• _Request_:
In the listing below, locate the lines bearing the word "range". Copy every one of them.

• _Information provided_:
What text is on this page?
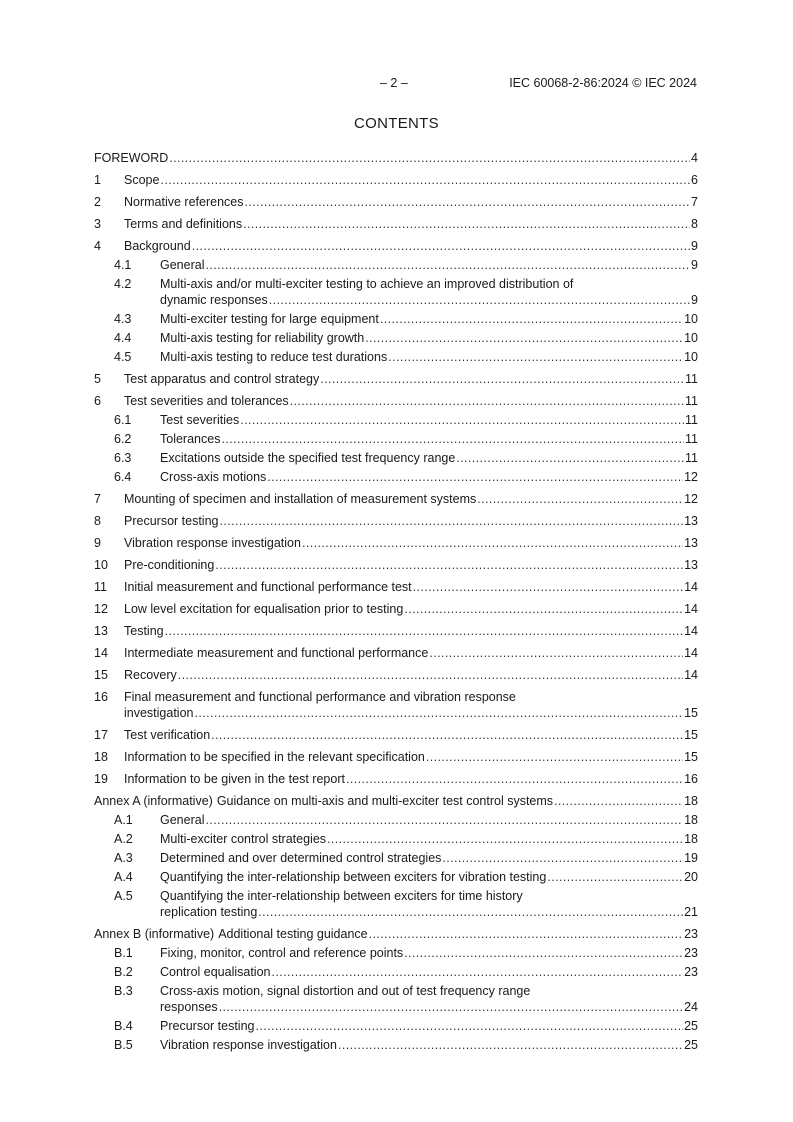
– 2 –	IEC 60068-2-86:2024 © IEC 2024
CONTENTS
FOREWORD .....	4
1 Scope .....	6
2 Normative references .....	7
3 Terms and definitions .....	8
4 Background .....	9
4.1 General .....	9
4.2 Multi-axis and/or multi-exciter testing to achieve an improved distribution of
dynamic responses .....	9
4.3 Multi-exciter testing for large equipment .....	10
4.4 Multi-axis testing for reliability growth .....	10
4.5 Multi-axis testing to reduce test durations .....	10
5 Test apparatus and control strategy .....	11
6 Test severities and tolerances .....	11
6.1 Test severities .....	11
6.2 Tolerances .....	11
6.3 Excitations outside the specified test frequency range .....	11
6.4 Cross-axis motions .....	12
7 Mounting of specimen and installation of measurement systems .....	12
8 Precursor testing .....	13
9 Vibration response investigation .....	13
10 Pre-conditioning .....	13
11 Initial measurement and functional performance test .....	14
12 Low level excitation for equalisation prior to testing .....	14
13 Testing .....	14
14 Intermediate measurement and functional performance .....	14
15 Recovery .....	14
16 Final measurement and functional performance and vibration response
investigation .....	15
17 Test verification .....	15
18 Information to be specified in the relevant specification .....	15
19 Information to be given in the test report .....	16
Annex A (informative) Guidance on multi-axis and multi-exciter test control systems .....	18
A.1 General .....	18
A.2 Multi-exciter control strategies .....	18
A.3 Determined and over determined control strategies .....	19
A.4 Quantifying the inter-relationship between exciters for vibration testing .....	20
A.5 Quantifying the inter-relationship between exciters for time history
replication testing .....	21
Annex B (informative) Additional testing guidance .....	23
B.1 Fixing, monitor, control and reference points .....	23
B.2 Control equalisation .....	23
B.3 Cross-axis motion, signal distortion and out of test frequency range
responses .....	24
B.4 Precursor testing .....	25
B.5 Vibration response investigation .....	25
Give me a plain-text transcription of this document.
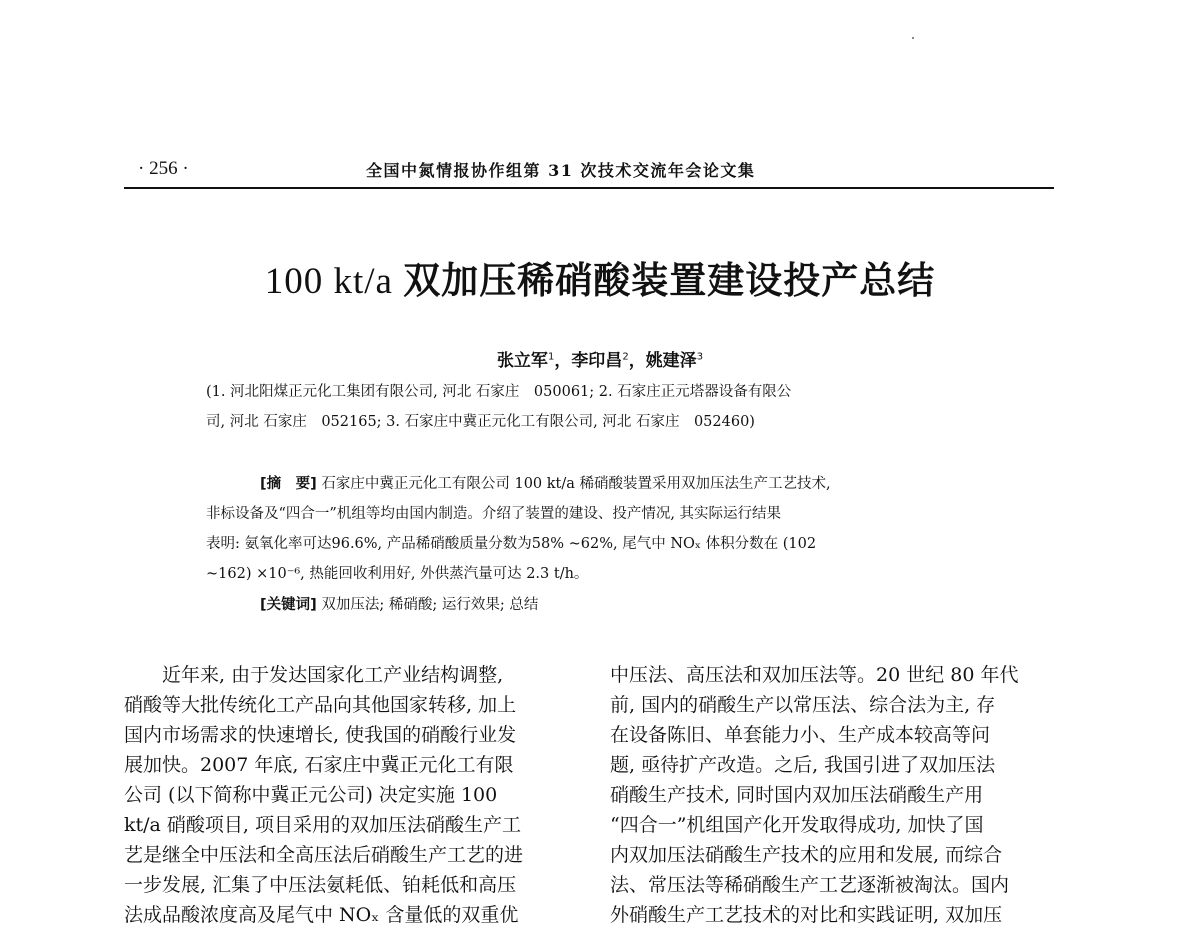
· 256 ·	全国中氮情报协作组第 31 次技术交流年会论文集
100 kt/a 双加压稀硝酸装置建设投产总结
张立军$^1$，李印昌$^2$，姚建泽$^3$
(1. 河北阳煤正元化工集团有限公司, 河北 石家庄　050061; 2. 石家庄正元塔器设备有限公
司, 河北 石家庄　052165; 3. 石家庄中冀正元化工有限公司, 河北 石家庄　052460)
[摘　要] 石家庄中冀正元化工有限公司 100 kt/a 稀硝酸装置采用双加压法生产工艺技术,
非标设备及“四合一”机组等均由国内制造。介绍了装置的建设、投产情况, 其实际运行结果
表明: 氨氧化率可达96.6%, 产品稀硝酸质量分数为58% ~62%, 尾气中 NOₓ 体积分数在 (102
~162) ×10⁻⁶, 热能回收利用好, 外供蒸汽量可达 2.3 t/h。
[关键词] 双加压法; 稀硝酸; 运行效果; 总结
近年来, 由于发达国家化工产业结构调整,
硝酸等大批传统化工产品向其他国家转移, 加上
国内市场需求的快速增长, 使我国的硝酸行业发
展加快。2007 年底, 石家庄中冀正元化工有限
公司 (以下简称中冀正元公司) 决定实施 100
kt/a 硝酸项目, 项目采用的双加压法硝酸生产工
艺是继全中压法和全高压法后硝酸生产工艺的进
一步发展, 汇集了中压法氨耗低、铂耗低和高压
法成品酸浓度高及尾气中 NOₓ 含量低的双重优
中压法、高压法和双加压法等。20 世纪 80 年代
前, 国内的硝酸生产以常压法、综合法为主, 存
在设备陈旧、单套能力小、生产成本较高等问
题, 亟待扩产改造。之后, 我国引进了双加压法
硝酸生产技术, 同时国内双加压法硝酸生产用
“四合一”机组国产化开发取得成功, 加快了国
内双加压法硝酸生产技术的应用和发展, 而综合
法、常压法等稀硝酸生产工艺逐渐被淘汰。国内
外硝酸生产工艺技术的对比和实践证明, 双加压
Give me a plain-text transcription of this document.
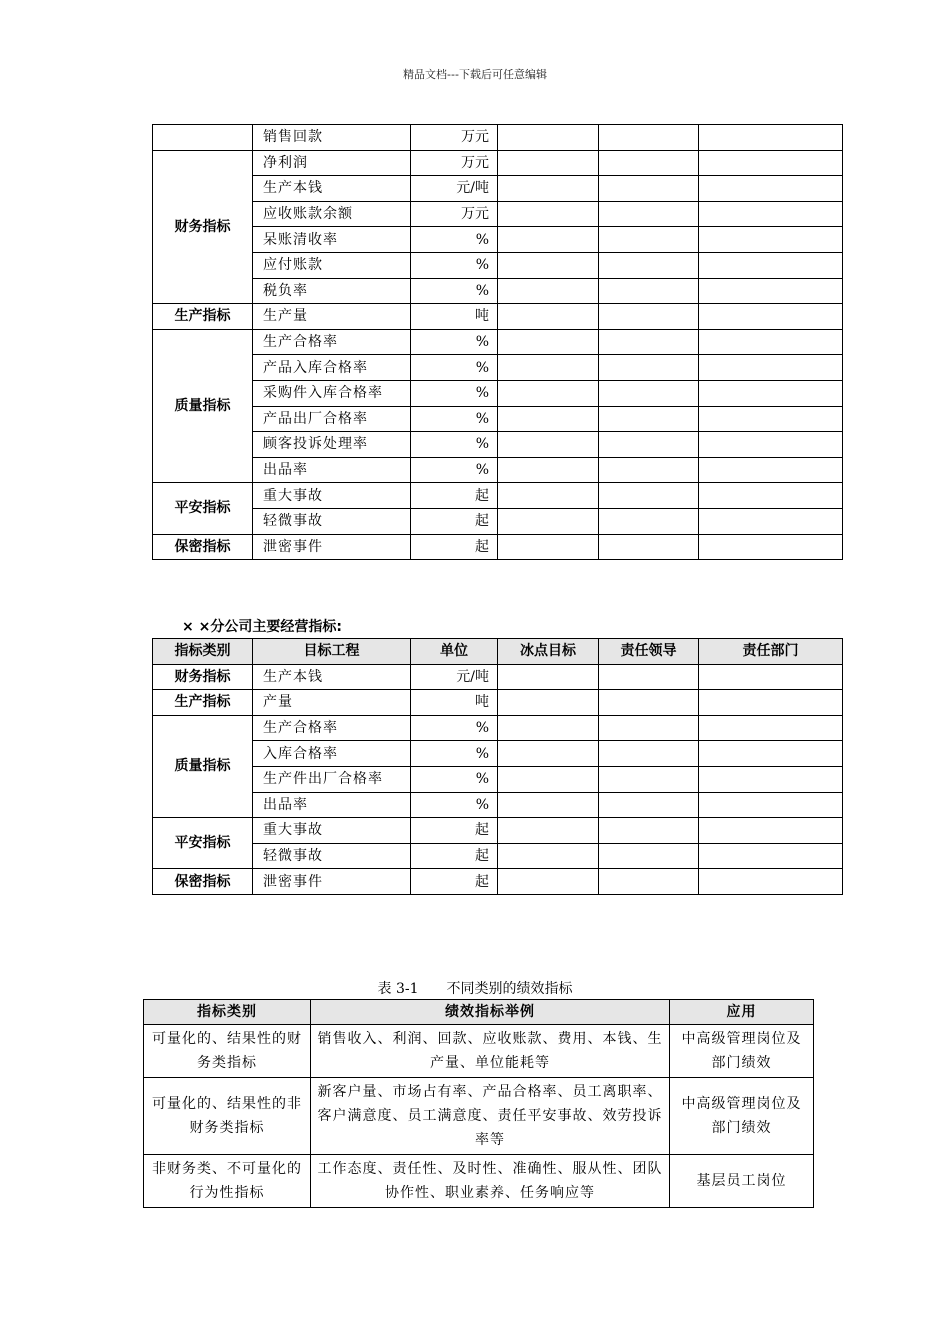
精品文档---下载后可任意编辑
	销售回款	万元			
财务指标	净利润	万元			
	生产本钱	元/吨			
	应收账款余额	万元			
	呆账清收率	%			
	应付账款	%			
	税负率	%			
生产指标	生产量	吨			
质量指标	生产合格率	%			
	产品入库合格率	%			
	采购件入库合格率	%			
	产品出厂合格率	%			
	顾客投诉处理率	%			
	出品率	%			
平安指标	重大事故	起			
	轻微事故	起			
保密指标	泄密事件	起			
× ×分公司主要经营指标:
指标类别	目标工程	单位	冰点目标	责任领导	责任部门
财务指标	生产本钱	元/吨			
生产指标	产量	吨			
质量指标	生产合格率	%			
	入库合格率	%			
	生产件出厂合格率	%			
	出品率	%			
平安指标	重大事故	起			
	轻微事故	起			
保密指标	泄密事件	起			
表 3-1 不同类别的绩效指标
指标类别	绩效指标举例	应用
可量化的、结果性的财务类指标	销售收入、利润、回款、应收账款、费用、本钱、生产量、单位能耗等	中高级管理岗位及部门绩效
可量化的、结果性的非财务类指标	新客户量、市场占有率、产品合格率、员工离职率、客户满意度、员工满意度、责任平安事故、效劳投诉率等	中高级管理岗位及部门绩效
非财务类、不可量化的行为性指标	工作态度、责任性、及时性、准确性、服从性、团队协作性、职业素养、任务响应等	基层员工岗位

• _Exercise response_:
6.3 Excitations outside the specified test frequency range .....	11
B.3 Cross-axis motion, signal distortion and out of test frequency range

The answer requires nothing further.